- _STORED ROWS_
--- begin ---

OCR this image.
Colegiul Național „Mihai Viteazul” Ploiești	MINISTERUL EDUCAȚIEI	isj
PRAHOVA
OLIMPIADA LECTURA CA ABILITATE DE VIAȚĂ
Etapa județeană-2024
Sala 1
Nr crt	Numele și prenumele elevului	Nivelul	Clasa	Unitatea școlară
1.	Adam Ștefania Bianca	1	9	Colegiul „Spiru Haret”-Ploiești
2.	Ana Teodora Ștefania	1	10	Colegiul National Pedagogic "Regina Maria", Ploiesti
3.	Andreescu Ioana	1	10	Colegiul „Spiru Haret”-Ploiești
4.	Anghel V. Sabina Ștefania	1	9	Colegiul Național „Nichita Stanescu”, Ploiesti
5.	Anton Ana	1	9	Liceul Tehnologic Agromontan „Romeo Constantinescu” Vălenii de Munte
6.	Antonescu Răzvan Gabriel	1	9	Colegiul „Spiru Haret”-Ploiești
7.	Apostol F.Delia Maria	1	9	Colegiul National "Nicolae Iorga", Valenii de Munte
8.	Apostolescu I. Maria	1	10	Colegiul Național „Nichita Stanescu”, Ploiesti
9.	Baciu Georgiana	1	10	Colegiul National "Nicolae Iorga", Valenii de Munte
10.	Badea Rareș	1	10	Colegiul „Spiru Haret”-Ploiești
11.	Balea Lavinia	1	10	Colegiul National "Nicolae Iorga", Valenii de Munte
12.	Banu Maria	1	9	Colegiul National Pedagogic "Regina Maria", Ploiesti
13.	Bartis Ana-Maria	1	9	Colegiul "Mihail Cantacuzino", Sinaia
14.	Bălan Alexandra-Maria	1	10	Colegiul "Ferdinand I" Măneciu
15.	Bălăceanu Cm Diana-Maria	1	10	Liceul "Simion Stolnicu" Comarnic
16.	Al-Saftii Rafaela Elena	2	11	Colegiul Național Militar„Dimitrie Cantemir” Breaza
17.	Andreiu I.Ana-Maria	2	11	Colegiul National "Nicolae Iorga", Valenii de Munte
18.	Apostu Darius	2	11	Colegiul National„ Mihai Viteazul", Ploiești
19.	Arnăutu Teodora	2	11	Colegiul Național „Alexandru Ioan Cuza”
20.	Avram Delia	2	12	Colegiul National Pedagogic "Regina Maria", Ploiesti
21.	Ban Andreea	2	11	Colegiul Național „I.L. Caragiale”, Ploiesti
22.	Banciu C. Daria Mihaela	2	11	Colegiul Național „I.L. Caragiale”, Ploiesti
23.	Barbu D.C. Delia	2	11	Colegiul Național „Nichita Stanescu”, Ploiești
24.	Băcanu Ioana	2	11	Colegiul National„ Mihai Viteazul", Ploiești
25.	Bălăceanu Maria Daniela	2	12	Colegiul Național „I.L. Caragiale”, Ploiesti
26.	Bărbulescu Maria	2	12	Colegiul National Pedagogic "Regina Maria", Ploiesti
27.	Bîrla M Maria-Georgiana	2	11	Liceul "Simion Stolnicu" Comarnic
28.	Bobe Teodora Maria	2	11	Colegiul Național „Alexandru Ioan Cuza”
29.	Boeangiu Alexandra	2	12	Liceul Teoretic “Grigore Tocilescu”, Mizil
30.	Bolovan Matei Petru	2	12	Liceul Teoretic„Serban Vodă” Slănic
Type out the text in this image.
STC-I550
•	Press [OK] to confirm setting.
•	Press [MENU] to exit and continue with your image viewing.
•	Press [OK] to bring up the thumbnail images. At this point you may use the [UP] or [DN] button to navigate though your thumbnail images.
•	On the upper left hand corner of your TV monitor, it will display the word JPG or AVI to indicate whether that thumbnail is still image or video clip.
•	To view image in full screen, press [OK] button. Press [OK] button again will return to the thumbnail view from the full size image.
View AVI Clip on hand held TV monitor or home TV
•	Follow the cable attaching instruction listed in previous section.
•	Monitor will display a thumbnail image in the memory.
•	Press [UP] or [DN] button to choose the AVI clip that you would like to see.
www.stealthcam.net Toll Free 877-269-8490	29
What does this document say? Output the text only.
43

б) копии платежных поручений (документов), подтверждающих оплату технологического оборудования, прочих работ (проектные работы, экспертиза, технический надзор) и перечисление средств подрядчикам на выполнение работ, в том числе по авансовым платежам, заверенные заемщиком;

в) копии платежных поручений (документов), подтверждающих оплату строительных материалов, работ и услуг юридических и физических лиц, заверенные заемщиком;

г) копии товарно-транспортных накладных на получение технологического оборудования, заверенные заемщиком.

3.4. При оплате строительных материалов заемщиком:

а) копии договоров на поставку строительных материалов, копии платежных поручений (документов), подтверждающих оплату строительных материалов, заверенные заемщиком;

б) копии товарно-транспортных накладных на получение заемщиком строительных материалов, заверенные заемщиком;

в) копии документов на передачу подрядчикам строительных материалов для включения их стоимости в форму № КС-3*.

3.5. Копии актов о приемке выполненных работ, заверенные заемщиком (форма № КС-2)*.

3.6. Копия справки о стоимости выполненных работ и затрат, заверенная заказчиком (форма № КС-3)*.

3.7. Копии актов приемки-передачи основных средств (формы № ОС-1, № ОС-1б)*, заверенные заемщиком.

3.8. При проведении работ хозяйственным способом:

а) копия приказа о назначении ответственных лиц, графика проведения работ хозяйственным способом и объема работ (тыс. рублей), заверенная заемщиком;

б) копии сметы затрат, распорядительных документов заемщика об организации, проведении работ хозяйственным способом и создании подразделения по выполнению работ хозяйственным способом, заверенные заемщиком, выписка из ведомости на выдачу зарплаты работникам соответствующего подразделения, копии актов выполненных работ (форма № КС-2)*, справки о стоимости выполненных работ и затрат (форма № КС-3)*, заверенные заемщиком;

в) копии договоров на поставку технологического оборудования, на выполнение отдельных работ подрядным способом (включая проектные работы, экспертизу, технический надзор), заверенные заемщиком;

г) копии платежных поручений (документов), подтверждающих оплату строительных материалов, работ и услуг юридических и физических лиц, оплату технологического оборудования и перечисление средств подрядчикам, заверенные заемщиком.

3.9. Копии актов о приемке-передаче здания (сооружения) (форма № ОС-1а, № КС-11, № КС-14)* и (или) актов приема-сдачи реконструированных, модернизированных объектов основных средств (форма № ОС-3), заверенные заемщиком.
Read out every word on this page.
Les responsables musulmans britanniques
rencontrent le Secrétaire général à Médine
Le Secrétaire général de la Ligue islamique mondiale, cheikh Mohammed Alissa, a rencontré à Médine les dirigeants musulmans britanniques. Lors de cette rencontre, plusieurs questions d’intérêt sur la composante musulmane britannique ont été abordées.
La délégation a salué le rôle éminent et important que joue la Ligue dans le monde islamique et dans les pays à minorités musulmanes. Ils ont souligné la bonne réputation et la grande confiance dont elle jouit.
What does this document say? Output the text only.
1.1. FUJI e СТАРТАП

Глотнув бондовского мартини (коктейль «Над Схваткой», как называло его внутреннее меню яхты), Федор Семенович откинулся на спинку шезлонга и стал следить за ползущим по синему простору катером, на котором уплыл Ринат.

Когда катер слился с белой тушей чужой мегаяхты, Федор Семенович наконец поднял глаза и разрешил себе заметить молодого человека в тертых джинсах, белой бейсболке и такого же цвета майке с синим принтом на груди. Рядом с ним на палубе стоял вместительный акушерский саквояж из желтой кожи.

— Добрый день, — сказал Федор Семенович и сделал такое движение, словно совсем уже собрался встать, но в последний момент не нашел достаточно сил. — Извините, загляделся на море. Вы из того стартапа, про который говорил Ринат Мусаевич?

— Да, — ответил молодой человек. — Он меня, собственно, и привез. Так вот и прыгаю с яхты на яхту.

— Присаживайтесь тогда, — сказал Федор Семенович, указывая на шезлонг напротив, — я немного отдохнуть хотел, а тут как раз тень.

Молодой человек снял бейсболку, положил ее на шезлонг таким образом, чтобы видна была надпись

--- end ---

- _WHAT TO PRODUCE_
Look over the listing above. Pick out and copy every line that includes "Cuza".

- _OUTPUT FOR THIS EXERCISE_
19.	Arnăutu Teodora	2	11	Colegiul Național „Alexandru Ioan Cuza”
28.	Bobe Teodora Maria	2	11	Colegiul Național „Alexandru Ioan Cuza”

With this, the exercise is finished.